▶ [Record set]

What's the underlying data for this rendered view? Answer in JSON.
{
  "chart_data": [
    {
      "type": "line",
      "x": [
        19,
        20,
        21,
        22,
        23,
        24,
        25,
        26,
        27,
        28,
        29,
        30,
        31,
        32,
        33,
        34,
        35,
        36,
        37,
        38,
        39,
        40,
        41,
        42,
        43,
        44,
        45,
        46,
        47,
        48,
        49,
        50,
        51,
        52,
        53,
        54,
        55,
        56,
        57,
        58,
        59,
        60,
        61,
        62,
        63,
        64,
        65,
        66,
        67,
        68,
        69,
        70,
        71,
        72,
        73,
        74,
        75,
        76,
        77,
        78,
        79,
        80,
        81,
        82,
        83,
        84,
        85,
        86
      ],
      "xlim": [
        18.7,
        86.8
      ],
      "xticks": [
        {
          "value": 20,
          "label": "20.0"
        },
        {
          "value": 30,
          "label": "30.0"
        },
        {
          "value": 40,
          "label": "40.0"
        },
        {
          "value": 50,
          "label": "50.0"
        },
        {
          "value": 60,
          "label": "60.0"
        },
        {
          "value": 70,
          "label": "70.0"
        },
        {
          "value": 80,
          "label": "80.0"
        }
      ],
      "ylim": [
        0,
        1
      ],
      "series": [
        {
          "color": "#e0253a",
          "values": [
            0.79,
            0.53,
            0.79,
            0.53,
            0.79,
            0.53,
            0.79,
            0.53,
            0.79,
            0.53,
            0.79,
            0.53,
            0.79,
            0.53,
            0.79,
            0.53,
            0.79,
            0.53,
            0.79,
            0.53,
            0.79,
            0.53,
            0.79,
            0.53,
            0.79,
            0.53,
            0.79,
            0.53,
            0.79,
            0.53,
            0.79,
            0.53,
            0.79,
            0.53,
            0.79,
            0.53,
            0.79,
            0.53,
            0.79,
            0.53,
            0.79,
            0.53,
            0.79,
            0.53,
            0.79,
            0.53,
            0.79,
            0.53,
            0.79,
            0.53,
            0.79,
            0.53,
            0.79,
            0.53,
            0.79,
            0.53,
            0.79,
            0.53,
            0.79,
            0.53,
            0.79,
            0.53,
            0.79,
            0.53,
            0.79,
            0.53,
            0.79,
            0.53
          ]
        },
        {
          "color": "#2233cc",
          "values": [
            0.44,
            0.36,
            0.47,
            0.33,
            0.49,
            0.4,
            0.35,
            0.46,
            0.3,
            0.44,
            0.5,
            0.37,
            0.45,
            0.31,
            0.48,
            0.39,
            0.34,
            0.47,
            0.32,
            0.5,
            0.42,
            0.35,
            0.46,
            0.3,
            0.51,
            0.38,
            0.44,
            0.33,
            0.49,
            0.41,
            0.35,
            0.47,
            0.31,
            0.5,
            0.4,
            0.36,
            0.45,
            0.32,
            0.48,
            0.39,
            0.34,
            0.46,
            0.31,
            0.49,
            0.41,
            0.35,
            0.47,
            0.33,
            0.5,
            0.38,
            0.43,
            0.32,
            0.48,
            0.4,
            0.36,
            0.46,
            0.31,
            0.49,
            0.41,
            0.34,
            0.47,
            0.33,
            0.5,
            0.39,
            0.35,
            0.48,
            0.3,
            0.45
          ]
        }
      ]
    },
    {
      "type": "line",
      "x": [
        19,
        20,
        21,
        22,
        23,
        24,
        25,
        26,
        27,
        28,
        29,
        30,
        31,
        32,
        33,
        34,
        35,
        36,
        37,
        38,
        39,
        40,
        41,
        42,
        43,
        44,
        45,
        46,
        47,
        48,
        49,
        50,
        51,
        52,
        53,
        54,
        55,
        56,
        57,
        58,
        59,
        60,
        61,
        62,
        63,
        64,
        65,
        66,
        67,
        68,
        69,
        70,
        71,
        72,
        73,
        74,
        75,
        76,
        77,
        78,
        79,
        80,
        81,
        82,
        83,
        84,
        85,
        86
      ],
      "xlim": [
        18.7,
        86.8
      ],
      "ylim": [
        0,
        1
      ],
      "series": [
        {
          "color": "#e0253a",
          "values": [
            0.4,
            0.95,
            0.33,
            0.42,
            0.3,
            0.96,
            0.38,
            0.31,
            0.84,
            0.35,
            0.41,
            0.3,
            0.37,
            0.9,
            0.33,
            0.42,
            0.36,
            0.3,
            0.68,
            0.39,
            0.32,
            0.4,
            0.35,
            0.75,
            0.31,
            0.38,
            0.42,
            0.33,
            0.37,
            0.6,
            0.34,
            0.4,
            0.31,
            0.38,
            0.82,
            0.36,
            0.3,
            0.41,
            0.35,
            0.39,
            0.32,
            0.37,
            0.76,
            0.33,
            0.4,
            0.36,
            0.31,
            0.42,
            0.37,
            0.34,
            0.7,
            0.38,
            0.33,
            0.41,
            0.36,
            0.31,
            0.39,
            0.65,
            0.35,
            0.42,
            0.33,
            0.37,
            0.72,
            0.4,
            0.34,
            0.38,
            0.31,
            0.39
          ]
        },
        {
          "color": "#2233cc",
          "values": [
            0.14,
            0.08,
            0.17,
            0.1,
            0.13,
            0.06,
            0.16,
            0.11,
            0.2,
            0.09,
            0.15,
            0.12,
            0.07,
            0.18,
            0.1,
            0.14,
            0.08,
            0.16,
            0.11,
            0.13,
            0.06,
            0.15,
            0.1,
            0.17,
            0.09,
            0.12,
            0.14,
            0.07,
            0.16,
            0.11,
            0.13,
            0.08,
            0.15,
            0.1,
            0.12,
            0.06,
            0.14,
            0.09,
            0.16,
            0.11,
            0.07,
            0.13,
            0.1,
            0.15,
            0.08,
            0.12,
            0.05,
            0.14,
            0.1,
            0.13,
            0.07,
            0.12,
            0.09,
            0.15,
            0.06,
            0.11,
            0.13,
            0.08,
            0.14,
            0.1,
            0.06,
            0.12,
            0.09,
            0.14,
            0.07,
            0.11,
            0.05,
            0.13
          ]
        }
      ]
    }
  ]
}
* * *
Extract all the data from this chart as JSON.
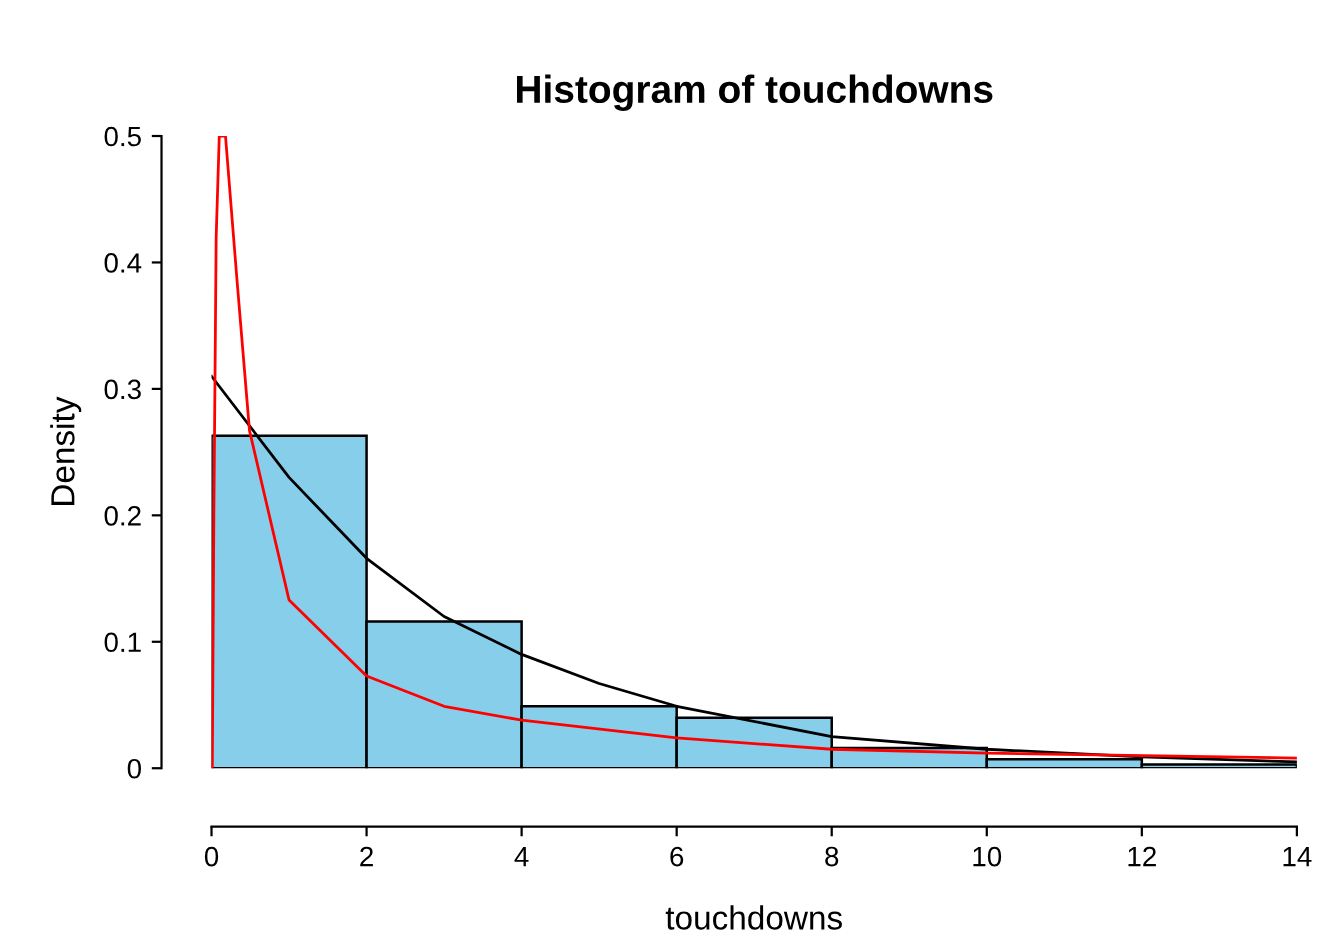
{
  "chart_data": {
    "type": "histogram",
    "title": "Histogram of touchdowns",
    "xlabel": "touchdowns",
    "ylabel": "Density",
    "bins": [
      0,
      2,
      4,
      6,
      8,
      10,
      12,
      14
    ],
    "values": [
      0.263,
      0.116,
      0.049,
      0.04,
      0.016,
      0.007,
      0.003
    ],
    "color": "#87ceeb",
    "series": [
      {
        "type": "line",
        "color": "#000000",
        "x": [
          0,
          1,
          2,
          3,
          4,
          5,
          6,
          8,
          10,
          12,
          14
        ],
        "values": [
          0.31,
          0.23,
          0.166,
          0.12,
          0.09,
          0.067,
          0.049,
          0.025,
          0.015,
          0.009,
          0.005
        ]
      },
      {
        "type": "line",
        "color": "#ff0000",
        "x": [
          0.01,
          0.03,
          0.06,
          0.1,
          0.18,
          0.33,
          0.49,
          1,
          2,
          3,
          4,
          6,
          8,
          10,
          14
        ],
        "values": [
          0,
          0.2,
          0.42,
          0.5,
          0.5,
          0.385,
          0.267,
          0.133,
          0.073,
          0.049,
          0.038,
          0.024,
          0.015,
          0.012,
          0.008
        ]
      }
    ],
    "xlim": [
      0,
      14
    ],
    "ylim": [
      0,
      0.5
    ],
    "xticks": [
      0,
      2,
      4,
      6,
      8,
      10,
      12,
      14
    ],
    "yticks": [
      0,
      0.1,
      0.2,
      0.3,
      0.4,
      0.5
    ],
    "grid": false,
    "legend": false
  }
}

▶ [Exercise directions]
Using the listing, say how many lines include the word "color", and add nothing else.

▶ [Answer to the task]
7